[Problem to solve]: Wherever the string "this" appears in a line, extract that line.

· · · ·

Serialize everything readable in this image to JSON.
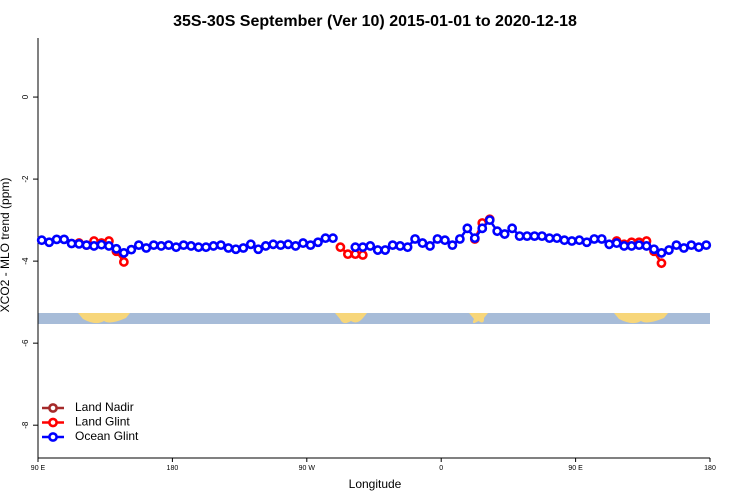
{
  "chart_data": {
    "type": "line",
    "title": "35S-30S September (Ver 10)   2015-01-01 to 2020-12-18",
    "xlabel": "Longitude",
    "ylabel": "XCO2 - MLO trend (ppm)",
    "xlim": [
      90,
      540
    ],
    "ylim": [
      -8.8,
      1.44
    ],
    "xticks": [
      {
        "value": 90,
        "label": "90 E"
      },
      {
        "value": 180,
        "label": "180"
      },
      {
        "value": 270,
        "label": "90 W"
      },
      {
        "value": 360,
        "label": "0"
      },
      {
        "value": 450,
        "label": "90 E"
      },
      {
        "value": 540,
        "label": "180"
      }
    ],
    "yticks": [
      0,
      -2,
      -4,
      -6,
      -8
    ],
    "legend": "bottomleft",
    "x": [
      92.5,
      97.5,
      102.5,
      107.5,
      112.5,
      117.5,
      122.5,
      127.5,
      132.5,
      137.5,
      142.5,
      147.5,
      152.5,
      157.5,
      162.5,
      167.5,
      172.5,
      177.5,
      182.5,
      187.5,
      192.5,
      197.5,
      202.5,
      207.5,
      212.5,
      217.5,
      222.5,
      227.5,
      232.5,
      237.5,
      242.5,
      247.5,
      252.5,
      257.5,
      262.5,
      267.5,
      272.5,
      277.5,
      282.5,
      287.5,
      292.5,
      297.5,
      302.5,
      307.5,
      312.5,
      317.5,
      322.5,
      327.5,
      332.5,
      337.5,
      342.5,
      347.5,
      352.5,
      357.5,
      362.5,
      367.5,
      372.5,
      377.5,
      382.5,
      387.5,
      392.5,
      397.5,
      402.5,
      407.5,
      412.5,
      417.5,
      422.5,
      427.5,
      432.5,
      437.5,
      442.5,
      447.5,
      452.5,
      457.5,
      462.5,
      467.5,
      472.5,
      477.5,
      482.5,
      487.5,
      492.5,
      497.5,
      502.5,
      507.5,
      512.5,
      517.5,
      522.5,
      527.5,
      532.5,
      537.5
    ],
    "series": [
      {
        "name": "Land Nadir",
        "color": "#a52a2a",
        "values": [
          null,
          null,
          null,
          null,
          null,
          null,
          null,
          null,
          null,
          null,
          null,
          null,
          null,
          null,
          null,
          null,
          null,
          null,
          null,
          null,
          null,
          null,
          null,
          null,
          null,
          null,
          null,
          null,
          null,
          null,
          null,
          null,
          null,
          null,
          null,
          null,
          null,
          null,
          null,
          null,
          null,
          null,
          null,
          null,
          null,
          null,
          null,
          null,
          null,
          null,
          null,
          null,
          null,
          null,
          null,
          null,
          null,
          null,
          null,
          null,
          null,
          null,
          null,
          null,
          null,
          null,
          null,
          null,
          null,
          null,
          null,
          null,
          null,
          null,
          null,
          null,
          null,
          null,
          null,
          null,
          null,
          null,
          null,
          null,
          null,
          null,
          null,
          null,
          null,
          null
        ]
      },
      {
        "name": "Land Glint",
        "color": "#ff0000",
        "values": [
          null,
          null,
          null,
          null,
          null,
          -3.56,
          -3.61,
          -3.51,
          -3.56,
          -3.51,
          -3.76,
          -4.02,
          null,
          null,
          null,
          null,
          null,
          null,
          null,
          null,
          null,
          null,
          null,
          null,
          null,
          null,
          null,
          null,
          null,
          null,
          null,
          null,
          null,
          null,
          null,
          null,
          null,
          null,
          null,
          null,
          -3.66,
          -3.83,
          -3.83,
          -3.85,
          null,
          null,
          null,
          null,
          null,
          null,
          null,
          null,
          null,
          null,
          null,
          null,
          null,
          null,
          -3.46,
          -3.07,
          -2.98,
          null,
          null,
          null,
          null,
          null,
          null,
          null,
          null,
          null,
          null,
          null,
          null,
          null,
          null,
          null,
          null,
          -3.51,
          -3.59,
          -3.54,
          -3.54,
          -3.51,
          -3.76,
          -4.05,
          null,
          null,
          null,
          null,
          null,
          null
        ]
      },
      {
        "name": "Ocean Glint",
        "color": "#0000ff",
        "values": [
          -3.49,
          -3.54,
          -3.47,
          -3.47,
          -3.57,
          -3.58,
          -3.61,
          -3.63,
          -3.6,
          -3.63,
          -3.7,
          -3.8,
          -3.72,
          -3.61,
          -3.68,
          -3.61,
          -3.63,
          -3.61,
          -3.66,
          -3.61,
          -3.63,
          -3.66,
          -3.66,
          -3.63,
          -3.61,
          -3.68,
          -3.71,
          -3.68,
          -3.59,
          -3.71,
          -3.63,
          -3.59,
          -3.61,
          -3.59,
          -3.63,
          -3.56,
          -3.61,
          -3.54,
          -3.44,
          -3.44,
          null,
          null,
          -3.66,
          -3.66,
          -3.63,
          -3.73,
          -3.73,
          -3.61,
          -3.63,
          -3.66,
          -3.46,
          -3.56,
          -3.63,
          -3.46,
          -3.49,
          -3.61,
          -3.46,
          -3.2,
          -3.44,
          -3.2,
          -3.0,
          -3.27,
          -3.34,
          -3.2,
          -3.39,
          -3.39,
          -3.39,
          -3.39,
          -3.44,
          -3.44,
          -3.49,
          -3.51,
          -3.49,
          -3.54,
          -3.46,
          -3.46,
          -3.59,
          -3.56,
          -3.63,
          -3.63,
          -3.61,
          -3.63,
          -3.71,
          -3.8,
          -3.73,
          -3.61,
          -3.68,
          -3.61,
          -3.66,
          -3.61
        ]
      }
    ]
  }
}
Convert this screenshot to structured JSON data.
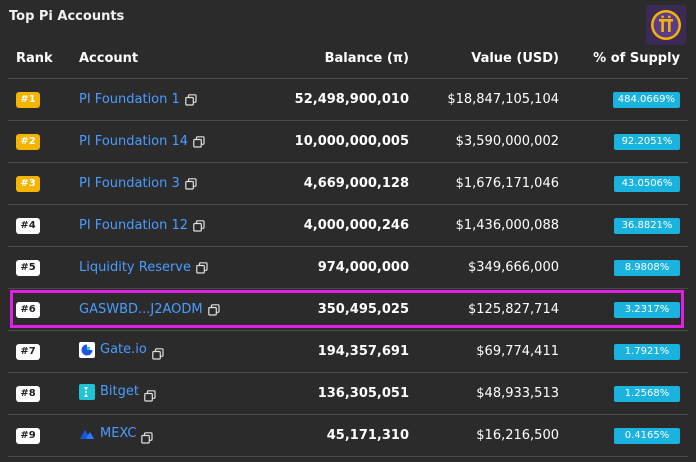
{
  "header": {
    "title": "Top Pi Accounts",
    "logo_icon": "pi-network-logo-icon"
  },
  "table": {
    "columns": [
      "Rank",
      "Account",
      "Balance (π)",
      "Value (USD)",
      "% of Supply"
    ],
    "rows": [
      {
        "rank": "#1",
        "rank_style": "gold",
        "account": "PI Foundation 1",
        "icon": "",
        "balance": "52,498,900,010",
        "value": "$18,847,105,104",
        "pct": "484.0669%"
      },
      {
        "rank": "#2",
        "rank_style": "gold",
        "account": "PI Foundation 14",
        "icon": "",
        "balance": "10,000,000,005",
        "value": "$3,590,000,002",
        "pct": "92.2051%"
      },
      {
        "rank": "#3",
        "rank_style": "gold",
        "account": "PI Foundation 3",
        "icon": "",
        "balance": "4,669,000,128",
        "value": "$1,676,171,046",
        "pct": "43.0506%"
      },
      {
        "rank": "#4",
        "rank_style": "white",
        "account": "PI Foundation 12",
        "icon": "",
        "balance": "4,000,000,246",
        "value": "$1,436,000,088",
        "pct": "36.8821%"
      },
      {
        "rank": "#5",
        "rank_style": "white",
        "account": "Liquidity Reserve",
        "icon": "",
        "balance": "974,000,000",
        "value": "$349,666,000",
        "pct": "8.9808%"
      },
      {
        "rank": "#6",
        "rank_style": "white",
        "account": "GASWBD...J2AODM",
        "icon": "",
        "balance": "350,495,025",
        "value": "$125,827,714",
        "pct": "3.2317%"
      },
      {
        "rank": "#7",
        "rank_style": "white",
        "account": "Gate.io",
        "icon": "gateio-icon",
        "balance": "194,357,691",
        "value": "$69,774,411",
        "pct": "1.7921%"
      },
      {
        "rank": "#8",
        "rank_style": "white",
        "account": "Bitget",
        "icon": "bitget-icon",
        "balance": "136,305,051",
        "value": "$48,933,513",
        "pct": "1.2568%"
      },
      {
        "rank": "#9",
        "rank_style": "white",
        "account": "MEXC",
        "icon": "mexc-icon",
        "balance": "45,171,310",
        "value": "$16,216,500",
        "pct": "0.4165%"
      }
    ]
  },
  "colors": {
    "background": "#2b2b2b",
    "link": "#4a9cff",
    "gold": "#f4b400",
    "badge": "#1ab2df",
    "highlight": "#e31ee6"
  }
}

· · · ·

[Exercise solution]:
Serialize everything readable in this image to JSON.
Convert this screenshot to structured JSON data.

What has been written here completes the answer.